#### [Material]
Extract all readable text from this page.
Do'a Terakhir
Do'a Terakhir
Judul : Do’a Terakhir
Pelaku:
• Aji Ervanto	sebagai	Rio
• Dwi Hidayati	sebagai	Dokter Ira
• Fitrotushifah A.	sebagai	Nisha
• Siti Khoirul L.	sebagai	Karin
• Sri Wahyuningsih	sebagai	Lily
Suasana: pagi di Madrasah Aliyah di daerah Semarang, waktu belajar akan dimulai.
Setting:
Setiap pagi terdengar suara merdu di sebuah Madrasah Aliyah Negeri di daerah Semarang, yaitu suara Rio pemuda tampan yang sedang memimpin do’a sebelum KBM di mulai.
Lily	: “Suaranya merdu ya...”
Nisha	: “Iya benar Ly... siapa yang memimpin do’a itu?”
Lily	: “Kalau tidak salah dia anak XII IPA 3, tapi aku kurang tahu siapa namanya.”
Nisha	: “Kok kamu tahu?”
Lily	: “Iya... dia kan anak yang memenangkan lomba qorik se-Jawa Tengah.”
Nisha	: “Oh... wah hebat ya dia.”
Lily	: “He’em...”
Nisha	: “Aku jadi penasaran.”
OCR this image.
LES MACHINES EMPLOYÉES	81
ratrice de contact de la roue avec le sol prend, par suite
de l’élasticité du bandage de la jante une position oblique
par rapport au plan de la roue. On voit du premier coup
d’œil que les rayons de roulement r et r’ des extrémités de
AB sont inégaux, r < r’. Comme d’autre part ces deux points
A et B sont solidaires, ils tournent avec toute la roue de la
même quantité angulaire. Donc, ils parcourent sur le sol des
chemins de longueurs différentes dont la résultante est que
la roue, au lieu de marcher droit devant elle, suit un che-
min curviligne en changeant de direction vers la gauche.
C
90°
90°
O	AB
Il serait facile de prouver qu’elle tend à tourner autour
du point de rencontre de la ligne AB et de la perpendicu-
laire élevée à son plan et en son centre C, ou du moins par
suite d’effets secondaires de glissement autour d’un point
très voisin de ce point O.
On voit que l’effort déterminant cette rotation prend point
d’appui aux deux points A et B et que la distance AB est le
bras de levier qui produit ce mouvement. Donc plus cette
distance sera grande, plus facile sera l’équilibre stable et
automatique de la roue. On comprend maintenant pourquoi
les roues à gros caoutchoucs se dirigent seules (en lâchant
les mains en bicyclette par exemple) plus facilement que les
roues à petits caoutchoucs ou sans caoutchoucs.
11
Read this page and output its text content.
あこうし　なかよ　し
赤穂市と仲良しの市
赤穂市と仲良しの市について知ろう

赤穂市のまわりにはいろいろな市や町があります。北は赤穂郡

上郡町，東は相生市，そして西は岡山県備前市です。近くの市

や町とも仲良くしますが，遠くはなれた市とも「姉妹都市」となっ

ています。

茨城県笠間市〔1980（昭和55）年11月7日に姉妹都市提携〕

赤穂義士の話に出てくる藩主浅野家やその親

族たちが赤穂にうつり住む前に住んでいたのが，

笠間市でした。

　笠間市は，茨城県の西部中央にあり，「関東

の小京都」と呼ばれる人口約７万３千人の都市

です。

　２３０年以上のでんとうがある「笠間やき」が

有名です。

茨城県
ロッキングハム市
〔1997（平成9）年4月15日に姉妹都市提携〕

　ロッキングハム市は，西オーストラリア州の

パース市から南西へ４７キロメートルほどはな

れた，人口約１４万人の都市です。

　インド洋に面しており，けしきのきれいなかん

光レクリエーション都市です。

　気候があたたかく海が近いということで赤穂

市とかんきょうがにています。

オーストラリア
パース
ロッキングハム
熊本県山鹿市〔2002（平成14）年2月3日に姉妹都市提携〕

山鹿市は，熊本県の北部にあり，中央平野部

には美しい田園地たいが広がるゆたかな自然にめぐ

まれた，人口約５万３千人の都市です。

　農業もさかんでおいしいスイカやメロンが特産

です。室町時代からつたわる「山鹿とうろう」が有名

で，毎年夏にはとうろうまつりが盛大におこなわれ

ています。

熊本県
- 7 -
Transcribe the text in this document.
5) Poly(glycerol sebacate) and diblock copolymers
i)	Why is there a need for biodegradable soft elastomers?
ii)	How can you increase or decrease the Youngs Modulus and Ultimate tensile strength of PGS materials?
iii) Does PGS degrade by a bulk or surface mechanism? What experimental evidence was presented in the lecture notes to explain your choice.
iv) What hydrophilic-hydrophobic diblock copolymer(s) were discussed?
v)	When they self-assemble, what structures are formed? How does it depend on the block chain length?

#### [Given request]
Write out every line of the material again, exactly as it reads.

#### [The reply]
Extract all readable text from this page.
Do'a Terakhir
Do'a Terakhir
Judul : Do’a Terakhir
Pelaku:
• Aji Ervanto	sebagai	Rio
• Dwi Hidayati	sebagai	Dokter Ira
• Fitrotushifah A.	sebagai	Nisha
• Siti Khoirul L.	sebagai	Karin
• Sri Wahyuningsih	sebagai	Lily
Suasana: pagi di Madrasah Aliyah di daerah Semarang, waktu belajar akan dimulai.
Setting:
Setiap pagi terdengar suara merdu di sebuah Madrasah Aliyah Negeri di daerah Semarang, yaitu suara Rio pemuda tampan yang sedang memimpin do’a sebelum KBM di mulai.
Lily	: “Suaranya merdu ya...”
Nisha	: “Iya benar Ly... siapa yang memimpin do’a itu?”
Lily	: “Kalau tidak salah dia anak XII IPA 3, tapi aku kurang tahu siapa namanya.”
Nisha	: “Kok kamu tahu?”
Lily	: “Iya... dia kan anak yang memenangkan lomba qorik se-Jawa Tengah.”
Nisha	: “Oh... wah hebat ya dia.”
Lily	: “He’em...”
Nisha	: “Aku jadi penasaran.”
OCR this image.
LES MACHINES EMPLOYÉES	81
ratrice de contact de la roue avec le sol prend, par suite
de l’élasticité du bandage de la jante une position oblique
par rapport au plan de la roue. On voit du premier coup
d’œil que les rayons de roulement r et r’ des extrémités de
AB sont inégaux, r < r’. Comme d’autre part ces deux points
A et B sont solidaires, ils tournent avec toute la roue de la
même quantité angulaire. Donc, ils parcourent sur le sol des
chemins de longueurs différentes dont la résultante est que
la roue, au lieu de marcher droit devant elle, suit un che-
min curviligne en changeant de direction vers la gauche.
C
90°
90°
O	AB
Il serait facile de prouver qu’elle tend à tourner autour
du point de rencontre de la ligne AB et de la perpendicu-
laire élevée à son plan et en son centre C, ou du moins par
suite d’effets secondaires de glissement autour d’un point
très voisin de ce point O.
On voit que l’effort déterminant cette rotation prend point
d’appui aux deux points A et B et que la distance AB est le
bras de levier qui produit ce mouvement. Donc plus cette
distance sera grande, plus facile sera l’équilibre stable et
automatique de la roue. On comprend maintenant pourquoi
les roues à gros caoutchoucs se dirigent seules (en lâchant
les mains en bicyclette par exemple) plus facilement que les
roues à petits caoutchoucs ou sans caoutchoucs.
11
Read this page and output its text content.
あこうし　なかよ　し
赤穂市と仲良しの市
赤穂市と仲良しの市について知ろう

赤穂市のまわりにはいろいろな市や町があります。北は赤穂郡

上郡町，東は相生市，そして西は岡山県備前市です。近くの市

や町とも仲良くしますが，遠くはなれた市とも「姉妹都市」となっ

ています。

茨城県笠間市〔1980（昭和55）年11月7日に姉妹都市提携〕

赤穂義士の話に出てくる藩主浅野家やその親

族たちが赤穂にうつり住む前に住んでいたのが，

笠間市でした。

　笠間市は，茨城県の西部中央にあり，「関東

の小京都」と呼ばれる人口約７万３千人の都市

です。

　２３０年以上のでんとうがある「笠間やき」が

有名です。

茨城県
ロッキングハム市
〔1997（平成9）年4月15日に姉妹都市提携〕

　ロッキングハム市は，西オーストラリア州の

パース市から南西へ４７キロメートルほどはな

れた，人口約１４万人の都市です。

　インド洋に面しており，けしきのきれいなかん

光レクリエーション都市です。

　気候があたたかく海が近いということで赤穂

市とかんきょうがにています。

オーストラリア
パース
ロッキングハム
熊本県山鹿市〔2002（平成14）年2月3日に姉妹都市提携〕

山鹿市は，熊本県の北部にあり，中央平野部

には美しい田園地たいが広がるゆたかな自然にめぐ

まれた，人口約５万３千人の都市です。

　農業もさかんでおいしいスイカやメロンが特産

です。室町時代からつたわる「山鹿とうろう」が有名

で，毎年夏にはとうろうまつりが盛大におこなわれ

ています。

熊本県
- 7 -
Transcribe the text in this document.
5) Poly(glycerol sebacate) and diblock copolymers
i)	Why is there a need for biodegradable soft elastomers?
ii)	How can you increase or decrease the Youngs Modulus and Ultimate tensile strength of PGS materials?
iii) Does PGS degrade by a bulk or surface mechanism? What experimental evidence was presented in the lecture notes to explain your choice.
iv) What hydrophilic-hydrophobic diblock copolymer(s) were discussed?
v)	When they self-assemble, what structures are formed? How does it depend on the block chain length?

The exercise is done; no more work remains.